Entries shown:
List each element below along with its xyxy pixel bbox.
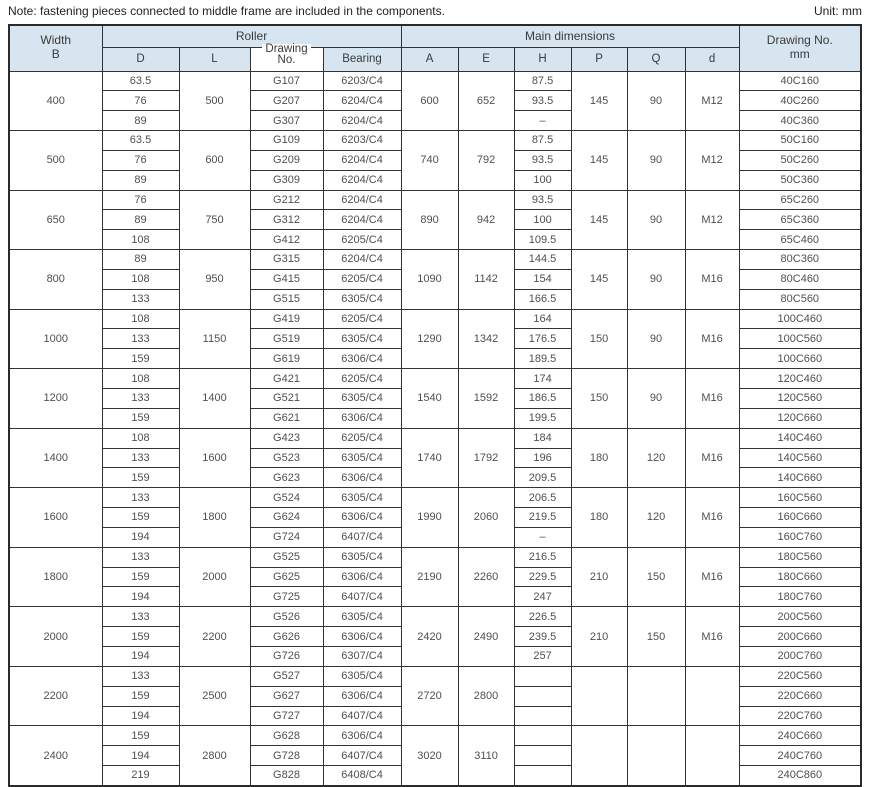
cell-d: 159 [102, 468, 179, 488]
cell-l: 1400 [179, 369, 250, 429]
cell-drawing-no-mm: 240C860 [739, 766, 861, 786]
cell-width-b: 400 [9, 71, 102, 131]
cell-d: 159 [102, 508, 179, 528]
cell-d-thread: M12 [685, 131, 739, 191]
header-drawing-no-mm [739, 25, 861, 71]
cell-drawing-no-mm: 50C360 [739, 170, 861, 190]
cell-h: 216.5 [514, 547, 571, 567]
cell-roller-drawing-no: G626 [250, 627, 323, 647]
cell-a: 740 [401, 131, 458, 191]
table-row [9, 131, 861, 151]
cell-bearing: 6204/C4 [323, 91, 401, 111]
cell-d: 159 [102, 627, 179, 647]
cell-e: 1342 [458, 309, 514, 369]
cell-width-b: 1200 [9, 369, 102, 429]
cell-h: 100 [514, 170, 571, 190]
cell-e: 2800 [458, 666, 514, 726]
cell-drawing-no-mm: 40C360 [739, 111, 861, 131]
cell-h: 144.5 [514, 250, 571, 270]
cell-h [514, 706, 571, 726]
cell-q: 90 [627, 250, 685, 310]
cell-d: 194 [102, 527, 179, 547]
cell-bearing: 6407/C4 [323, 706, 401, 726]
cell-h: 154 [514, 269, 571, 289]
cell-bearing: 6307/C4 [323, 646, 401, 666]
cell-width-b: 1400 [9, 428, 102, 488]
cell-bearing: 6306/C4 [323, 468, 401, 488]
cell-d: 108 [102, 230, 179, 250]
table-row [9, 190, 861, 210]
cell-q: 90 [627, 190, 685, 250]
header-col-drawing-no-label: Drawing No. [262, 44, 310, 67]
cell-h: 176.5 [514, 329, 571, 349]
header-drawing-no-mm-label: Drawing No. mm [766, 33, 833, 62]
cell-h: 93.5 [514, 150, 571, 170]
cell-bearing: 6305/C4 [323, 607, 401, 627]
cell-h: 109.5 [514, 230, 571, 250]
cell-d: 89 [102, 250, 179, 270]
cell-e: 1792 [458, 428, 514, 488]
cell-d: 108 [102, 269, 179, 289]
cell-bearing: 6204/C4 [323, 150, 401, 170]
cell-bearing: 6306/C4 [323, 408, 401, 428]
cell-d: 159 [102, 686, 179, 706]
cell-drawing-no-mm: 65C460 [739, 230, 861, 250]
cell-bearing: 6204/C4 [323, 250, 401, 270]
cell-roller-drawing-no: G519 [250, 329, 323, 349]
cell-drawing-no-mm: 160C560 [739, 488, 861, 508]
cell-bearing: 6305/C4 [323, 389, 401, 409]
cell-roller-drawing-no: G724 [250, 527, 323, 547]
cell-h: 189.5 [514, 349, 571, 369]
cell-e: 792 [458, 131, 514, 191]
header-col-drawing-no [250, 42, 323, 71]
cell-bearing: 6306/C4 [323, 349, 401, 369]
cell-roller-drawing-no: G728 [250, 746, 323, 766]
cell-l: 950 [179, 250, 250, 310]
cell-drawing-no-mm: 160C760 [739, 527, 861, 547]
cell-d: 194 [102, 706, 179, 726]
cell-bearing: 6205/C4 [323, 428, 401, 448]
cell-d-thread: M16 [685, 488, 739, 548]
cell-roller-drawing-no: G725 [250, 587, 323, 607]
cell-p: 150 [571, 309, 627, 369]
cell-d: 219 [102, 766, 179, 786]
cell-bearing: 6306/C4 [323, 726, 401, 746]
table-body [9, 71, 861, 786]
table-row [9, 607, 861, 627]
cell-d: 76 [102, 190, 179, 210]
cell-q: 120 [627, 488, 685, 548]
cell-q: 150 [627, 607, 685, 667]
header-width-b [9, 25, 102, 71]
cell-h: 209.5 [514, 468, 571, 488]
cell-d-thread [685, 726, 739, 786]
cell-d: 76 [102, 91, 179, 111]
cell-l: 2200 [179, 607, 250, 667]
cell-q: 90 [627, 309, 685, 369]
cell-h: 196 [514, 448, 571, 468]
cell-width-b: 1600 [9, 488, 102, 548]
cell-roller-drawing-no: G726 [250, 646, 323, 666]
cell-bearing: 6305/C4 [323, 329, 401, 349]
header-col-bearing: Bearing [323, 47, 401, 71]
cell-bearing: 6205/C4 [323, 230, 401, 250]
cell-bearing: 6203/C4 [323, 71, 401, 91]
cell-width-b: 500 [9, 131, 102, 191]
cell-d-thread: M16 [685, 250, 739, 310]
header-col-a: A [401, 47, 458, 71]
cell-drawing-no-mm: 50C260 [739, 150, 861, 170]
cell-roller-drawing-no: G315 [250, 250, 323, 270]
cell-q: 90 [627, 71, 685, 131]
cell-h: 219.5 [514, 508, 571, 528]
cell-q: 120 [627, 428, 685, 488]
cell-l: 2500 [179, 666, 250, 726]
cell-roller-drawing-no: G526 [250, 607, 323, 627]
cell-h: 186.5 [514, 389, 571, 409]
cell-d: 159 [102, 349, 179, 369]
cell-drawing-no-mm: 200C760 [739, 646, 861, 666]
cell-roller-drawing-no: G412 [250, 230, 323, 250]
cell-roller-drawing-no: G623 [250, 468, 323, 488]
cell-a: 3020 [401, 726, 458, 786]
cell-bearing: 6305/C4 [323, 289, 401, 309]
dimensions-table [8, 24, 862, 787]
cell-roller-drawing-no: G209 [250, 150, 323, 170]
cell-drawing-no-mm: 220C560 [739, 666, 861, 686]
cell-bearing: 6203/C4 [323, 131, 401, 151]
cell-roller-drawing-no: G307 [250, 111, 323, 131]
cell-bearing: 6407/C4 [323, 746, 401, 766]
cell-h: 93.5 [514, 190, 571, 210]
table-row [9, 309, 861, 329]
cell-drawing-no-mm: 40C260 [739, 91, 861, 111]
cell-p: 180 [571, 428, 627, 488]
cell-roller-drawing-no: G515 [250, 289, 323, 309]
cell-a: 890 [401, 190, 458, 250]
cell-roller-drawing-no: G521 [250, 389, 323, 409]
table-header [9, 25, 861, 71]
cell-e: 652 [458, 71, 514, 131]
cell-roller-drawing-no: G419 [250, 309, 323, 329]
cell-d: 133 [102, 547, 179, 567]
cell-roller-drawing-no: G828 [250, 766, 323, 786]
cell-h: 87.5 [514, 131, 571, 151]
cell-drawing-no-mm: 180C760 [739, 587, 861, 607]
cell-bearing: 6306/C4 [323, 627, 401, 647]
cell-roller-drawing-no: G621 [250, 408, 323, 428]
cell-drawing-no-mm: 80C360 [739, 250, 861, 270]
cell-drawing-no-mm: 100C560 [739, 329, 861, 349]
cell-h [514, 726, 571, 746]
cell-roller-drawing-no: G423 [250, 428, 323, 448]
cell-width-b: 2400 [9, 726, 102, 786]
cell-d: 108 [102, 428, 179, 448]
cell-roller-drawing-no: G527 [250, 666, 323, 686]
cell-bearing: 6204/C4 [323, 111, 401, 131]
header-col-l: L [179, 47, 250, 71]
cell-d-thread: M16 [685, 309, 739, 369]
cell-drawing-no-mm: 240C760 [739, 746, 861, 766]
cell-width-b: 1800 [9, 547, 102, 607]
cell-drawing-no-mm: 220C760 [739, 706, 861, 726]
header-col-q: Q [627, 47, 685, 71]
cell-drawing-no-mm: 240C660 [739, 726, 861, 746]
header-col-h: H [514, 47, 571, 71]
cell-h [514, 746, 571, 766]
table-row [9, 428, 861, 448]
cell-h [514, 686, 571, 706]
header-col-d: D [102, 47, 179, 71]
cell-d: 63.5 [102, 131, 179, 151]
cell-p [571, 666, 627, 726]
cell-d: 133 [102, 329, 179, 349]
header-col-d-small: d [685, 47, 739, 71]
cell-p: 145 [571, 71, 627, 131]
cell-h: 239.5 [514, 627, 571, 647]
cell-h [514, 666, 571, 686]
cell-a: 1740 [401, 428, 458, 488]
cell-d: 159 [102, 726, 179, 746]
cell-l: 2800 [179, 726, 250, 786]
cell-drawing-no-mm: 160C660 [739, 508, 861, 528]
cell-l: 1800 [179, 488, 250, 548]
cell-roller-drawing-no: G628 [250, 726, 323, 746]
cell-l: 500 [179, 71, 250, 131]
cell-bearing: 6205/C4 [323, 269, 401, 289]
cell-a: 2420 [401, 607, 458, 667]
cell-h: 87.5 [514, 71, 571, 91]
cell-roller-drawing-no: G309 [250, 170, 323, 190]
cell-d: 133 [102, 289, 179, 309]
cell-d-thread: M12 [685, 190, 739, 250]
cell-drawing-no-mm: 80C460 [739, 269, 861, 289]
cell-p: 145 [571, 250, 627, 310]
cell-width-b: 650 [9, 190, 102, 250]
cell-l: 1600 [179, 428, 250, 488]
cell-roller-drawing-no: G212 [250, 190, 323, 210]
cell-bearing: 6205/C4 [323, 309, 401, 329]
cell-p: 180 [571, 488, 627, 548]
table-row [9, 547, 861, 567]
cell-drawing-no-mm: 100C460 [739, 309, 861, 329]
cell-width-b: 2000 [9, 607, 102, 667]
cell-bearing: 6305/C4 [323, 448, 401, 468]
cell-bearing: 6305/C4 [323, 547, 401, 567]
cell-drawing-no-mm: 200C560 [739, 607, 861, 627]
cell-l: 2000 [179, 547, 250, 607]
cell-bearing: 6306/C4 [323, 567, 401, 587]
header-roller-group: Roller [102, 25, 401, 47]
cell-h: 164 [514, 309, 571, 329]
cell-bearing: 6407/C4 [323, 587, 401, 607]
cell-p: 150 [571, 369, 627, 429]
cell-drawing-no-mm: 120C560 [739, 389, 861, 409]
cell-roller-drawing-no: G624 [250, 508, 323, 528]
cell-d-thread [685, 666, 739, 726]
cell-d: 89 [102, 210, 179, 230]
cell-width-b: 2200 [9, 666, 102, 726]
cell-drawing-no-mm: 180C560 [739, 547, 861, 567]
cell-e: 1142 [458, 250, 514, 310]
cell-roller-drawing-no: G207 [250, 91, 323, 111]
cell-e: 942 [458, 190, 514, 250]
cell-bearing: 6305/C4 [323, 666, 401, 686]
cell-bearing: 6306/C4 [323, 686, 401, 706]
cell-d: 133 [102, 389, 179, 409]
cell-h: 247 [514, 587, 571, 607]
cell-h: 257 [514, 646, 571, 666]
cell-a: 2720 [401, 666, 458, 726]
cell-d: 133 [102, 488, 179, 508]
cell-h: 226.5 [514, 607, 571, 627]
cell-a: 2190 [401, 547, 458, 607]
table-row [9, 726, 861, 746]
cell-q: 90 [627, 369, 685, 429]
cell-p: 210 [571, 607, 627, 667]
cell-d: 133 [102, 448, 179, 468]
cell-d: 89 [102, 170, 179, 190]
cell-h: 206.5 [514, 488, 571, 508]
cell-roller-drawing-no: G727 [250, 706, 323, 726]
cell-p: 145 [571, 190, 627, 250]
cell-a: 1090 [401, 250, 458, 310]
cell-drawing-no-mm: 140C460 [739, 428, 861, 448]
cell-roller-drawing-no: G625 [250, 567, 323, 587]
cell-a: 1990 [401, 488, 458, 548]
cell-d-thread: M16 [685, 607, 739, 667]
table-row [9, 369, 861, 389]
cell-h: 166.5 [514, 289, 571, 309]
cell-drawing-no-mm: 80C560 [739, 289, 861, 309]
cell-bearing: 6205/C4 [323, 369, 401, 389]
cell-q [627, 726, 685, 786]
cell-d: 76 [102, 150, 179, 170]
cell-d-thread: M12 [685, 71, 739, 131]
cell-roller-drawing-no: G627 [250, 686, 323, 706]
cell-p: 210 [571, 547, 627, 607]
cell-roller-drawing-no: G107 [250, 71, 323, 91]
cell-e: 3110 [458, 726, 514, 786]
cell-bearing: 6305/C4 [323, 488, 401, 508]
cell-e: 2490 [458, 607, 514, 667]
cell-drawing-no-mm: 120C660 [739, 408, 861, 428]
cell-roller-drawing-no: G312 [250, 210, 323, 230]
cell-bearing: 6408/C4 [323, 766, 401, 786]
cell-h: 229.5 [514, 567, 571, 587]
cell-roller-drawing-no: G525 [250, 547, 323, 567]
cell-width-b: 800 [9, 250, 102, 310]
cell-roller-drawing-no: G415 [250, 269, 323, 289]
cell-d: 133 [102, 607, 179, 627]
cell-bearing: 6204/C4 [323, 170, 401, 190]
cell-d: 108 [102, 369, 179, 389]
cell-d-thread: M16 [685, 547, 739, 607]
header-width-b-label: Width B [40, 33, 72, 62]
table-row [9, 666, 861, 686]
cell-drawing-no-mm: 200C660 [739, 627, 861, 647]
cell-drawing-no-mm: 100C660 [739, 349, 861, 369]
table-row [9, 488, 861, 508]
cell-h [514, 766, 571, 786]
cell-drawing-no-mm: 120C460 [739, 369, 861, 389]
cell-l: 600 [179, 131, 250, 191]
cell-l: 750 [179, 190, 250, 250]
note-text: Note: fastening pieces connected to middle frame are included in the components. [8, 4, 445, 18]
cell-bearing: 6407/C4 [323, 527, 401, 547]
cell-l: 1150 [179, 309, 250, 369]
unit-label: Unit: mm [814, 4, 862, 18]
cell-bearing: 6204/C4 [323, 210, 401, 230]
cell-h: 93.5 [514, 91, 571, 111]
cell-drawing-no-mm: 140C560 [739, 448, 861, 468]
cell-q: 90 [627, 131, 685, 191]
cell-d-thread: M16 [685, 428, 739, 488]
cell-a: 600 [401, 71, 458, 131]
cell-roller-drawing-no: G523 [250, 448, 323, 468]
cell-d: 159 [102, 567, 179, 587]
cell-e: 2060 [458, 488, 514, 548]
cell-p [571, 726, 627, 786]
cell-q: 150 [627, 547, 685, 607]
cell-h: 199.5 [514, 408, 571, 428]
cell-h: 174 [514, 369, 571, 389]
cell-h: 184 [514, 428, 571, 448]
cell-h: – [514, 527, 571, 547]
header-col-p: P [571, 47, 627, 71]
cell-bearing: 6204/C4 [323, 190, 401, 210]
table-row [9, 71, 861, 91]
cell-d: 159 [102, 408, 179, 428]
cell-d: 133 [102, 666, 179, 686]
cell-width-b: 1000 [9, 309, 102, 369]
cell-drawing-no-mm: 50C160 [739, 131, 861, 151]
cell-q [627, 666, 685, 726]
cell-drawing-no-mm: 220C660 [739, 686, 861, 706]
cell-d: 63.5 [102, 71, 179, 91]
cell-bearing: 6306/C4 [323, 508, 401, 528]
cell-d: 194 [102, 746, 179, 766]
cell-drawing-no-mm: 180C660 [739, 567, 861, 587]
cell-e: 1592 [458, 369, 514, 429]
cell-roller-drawing-no: G524 [250, 488, 323, 508]
cell-h: – [514, 111, 571, 131]
cell-drawing-no-mm: 40C160 [739, 71, 861, 91]
cell-d: 89 [102, 111, 179, 131]
cell-roller-drawing-no: G109 [250, 131, 323, 151]
cell-e: 2260 [458, 547, 514, 607]
header-col-e: E [458, 47, 514, 71]
cell-a: 1540 [401, 369, 458, 429]
cell-drawing-no-mm: 140C660 [739, 468, 861, 488]
cell-roller-drawing-no: G619 [250, 349, 323, 369]
table-row [9, 250, 861, 270]
cell-d: 194 [102, 587, 179, 607]
cell-p: 145 [571, 131, 627, 191]
cell-d-thread: M16 [685, 369, 739, 429]
header-main-dimensions-group: Main dimensions [401, 25, 739, 47]
cell-h: 100 [514, 210, 571, 230]
top-bar [8, 4, 862, 18]
cell-roller-drawing-no: G421 [250, 369, 323, 389]
cell-d: 108 [102, 309, 179, 329]
cell-a: 1290 [401, 309, 458, 369]
cell-drawing-no-mm: 65C260 [739, 190, 861, 210]
cell-d: 194 [102, 646, 179, 666]
cell-drawing-no-mm: 65C360 [739, 210, 861, 230]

Stated problem:
Please reproduce the material without changes, starting with the line containing "cell-d: 159 [102, 468, 179, 488]" and going on through the line containing "cell-e: 2800 [458, 666, 514, 726]", both included.

Full response:
cell-d: 159 [102, 468, 179, 488]
cell-l: 1400 [179, 369, 250, 429]
cell-drawing-no-mm: 240C860 [739, 766, 861, 786]
cell-width-b: 400 [9, 71, 102, 131]
cell-d: 159 [102, 508, 179, 528]
cell-d-thread: M12 [685, 131, 739, 191]
header-drawing-no-mm [739, 25, 861, 71]
cell-drawing-no-mm: 50C360 [739, 170, 861, 190]
cell-h: 216.5 [514, 547, 571, 567]
cell-roller-drawing-no: G626 [250, 627, 323, 647]
cell-a: 740 [401, 131, 458, 191]
table-row [9, 131, 861, 151]
cell-bearing: 6204/C4 [323, 91, 401, 111]
cell-d: 159 [102, 627, 179, 647]
cell-e: 1342 [458, 309, 514, 369]
cell-width-b: 1200 [9, 369, 102, 429]
cell-h: 100 [514, 170, 571, 190]
cell-e: 2800 [458, 666, 514, 726]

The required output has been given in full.